What to do:
Search the material below for the word "häller". Copy every line that has it.

Data listing:
※ ※ ※

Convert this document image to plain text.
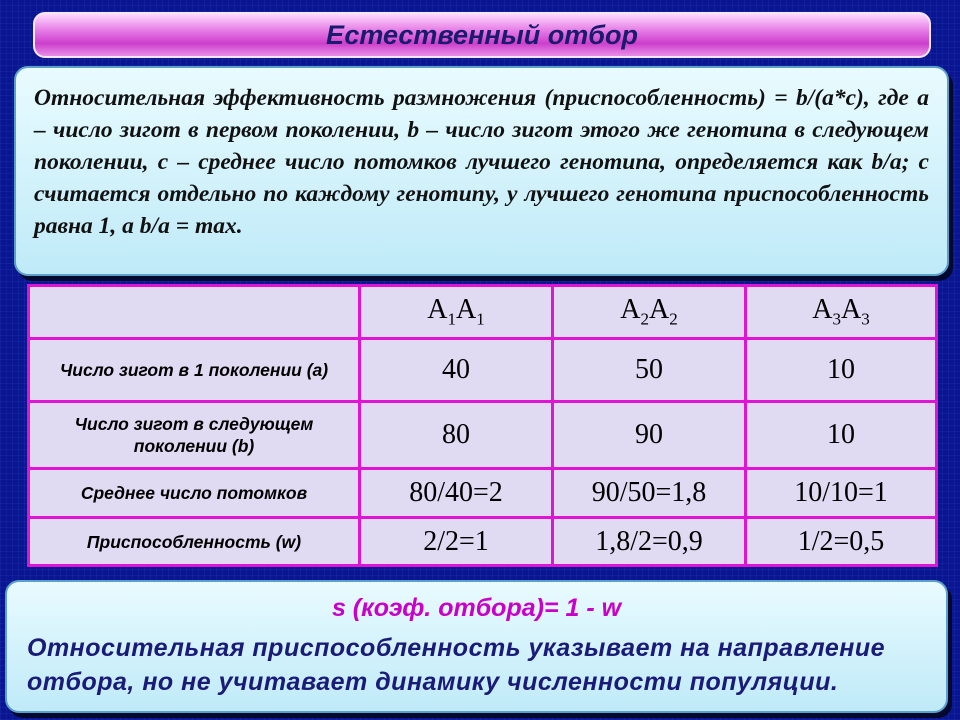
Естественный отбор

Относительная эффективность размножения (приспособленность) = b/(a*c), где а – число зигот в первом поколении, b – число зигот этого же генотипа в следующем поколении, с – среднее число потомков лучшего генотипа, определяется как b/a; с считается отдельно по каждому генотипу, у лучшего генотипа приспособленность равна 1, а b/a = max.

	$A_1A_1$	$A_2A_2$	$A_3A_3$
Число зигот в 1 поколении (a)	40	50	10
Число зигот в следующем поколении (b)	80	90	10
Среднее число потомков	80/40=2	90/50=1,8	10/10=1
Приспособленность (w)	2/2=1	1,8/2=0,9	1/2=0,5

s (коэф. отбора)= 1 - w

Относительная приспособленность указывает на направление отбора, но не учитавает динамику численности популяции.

※ ※ ※

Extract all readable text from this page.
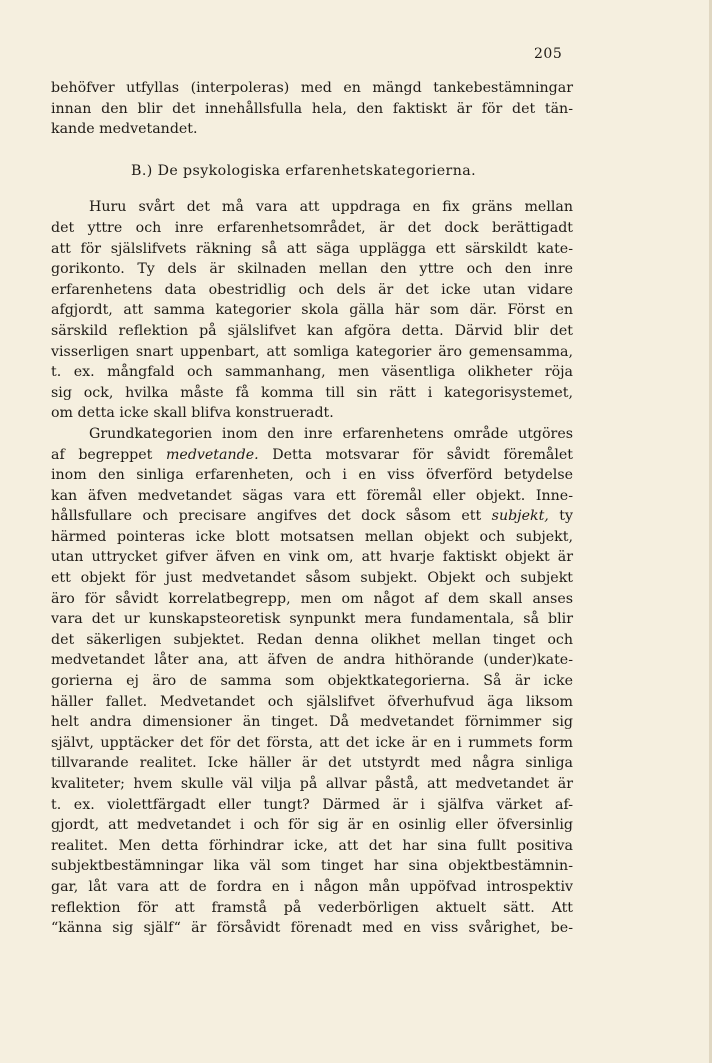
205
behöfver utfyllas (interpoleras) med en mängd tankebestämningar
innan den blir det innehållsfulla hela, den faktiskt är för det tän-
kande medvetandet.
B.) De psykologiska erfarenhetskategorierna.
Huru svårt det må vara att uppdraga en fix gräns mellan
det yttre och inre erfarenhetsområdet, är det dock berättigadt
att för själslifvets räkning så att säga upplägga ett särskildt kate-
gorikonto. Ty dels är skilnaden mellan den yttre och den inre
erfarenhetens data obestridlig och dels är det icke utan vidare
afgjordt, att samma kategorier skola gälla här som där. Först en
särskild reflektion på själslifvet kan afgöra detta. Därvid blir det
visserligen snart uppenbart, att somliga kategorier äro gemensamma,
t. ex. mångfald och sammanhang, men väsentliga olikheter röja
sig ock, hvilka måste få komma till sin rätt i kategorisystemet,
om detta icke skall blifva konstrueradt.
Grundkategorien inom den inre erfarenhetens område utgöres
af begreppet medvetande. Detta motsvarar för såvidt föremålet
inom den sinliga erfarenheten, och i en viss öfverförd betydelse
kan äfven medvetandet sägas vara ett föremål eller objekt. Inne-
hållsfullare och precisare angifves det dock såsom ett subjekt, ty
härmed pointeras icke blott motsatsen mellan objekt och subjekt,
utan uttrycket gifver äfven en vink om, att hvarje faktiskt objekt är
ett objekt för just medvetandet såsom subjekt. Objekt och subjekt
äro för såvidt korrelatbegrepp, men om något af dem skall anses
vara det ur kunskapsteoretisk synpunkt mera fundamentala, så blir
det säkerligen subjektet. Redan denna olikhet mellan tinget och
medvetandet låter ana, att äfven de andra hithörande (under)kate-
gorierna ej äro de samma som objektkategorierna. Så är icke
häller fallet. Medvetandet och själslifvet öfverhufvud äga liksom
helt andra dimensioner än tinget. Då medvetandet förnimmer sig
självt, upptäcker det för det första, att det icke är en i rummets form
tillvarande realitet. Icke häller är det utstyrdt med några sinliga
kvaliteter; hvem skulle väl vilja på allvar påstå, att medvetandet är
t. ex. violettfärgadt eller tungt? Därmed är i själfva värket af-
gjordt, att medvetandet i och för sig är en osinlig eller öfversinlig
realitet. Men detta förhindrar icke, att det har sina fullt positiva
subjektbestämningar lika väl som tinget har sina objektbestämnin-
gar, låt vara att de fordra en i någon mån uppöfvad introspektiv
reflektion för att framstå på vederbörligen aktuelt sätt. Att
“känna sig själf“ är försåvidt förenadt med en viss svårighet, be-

※ ※ ※

Exercise answer:
häller fallet. Medvetandet och själslifvet öfverhufvud äga liksom
tillvarande realitet. Icke häller är det utstyrdt med några sinliga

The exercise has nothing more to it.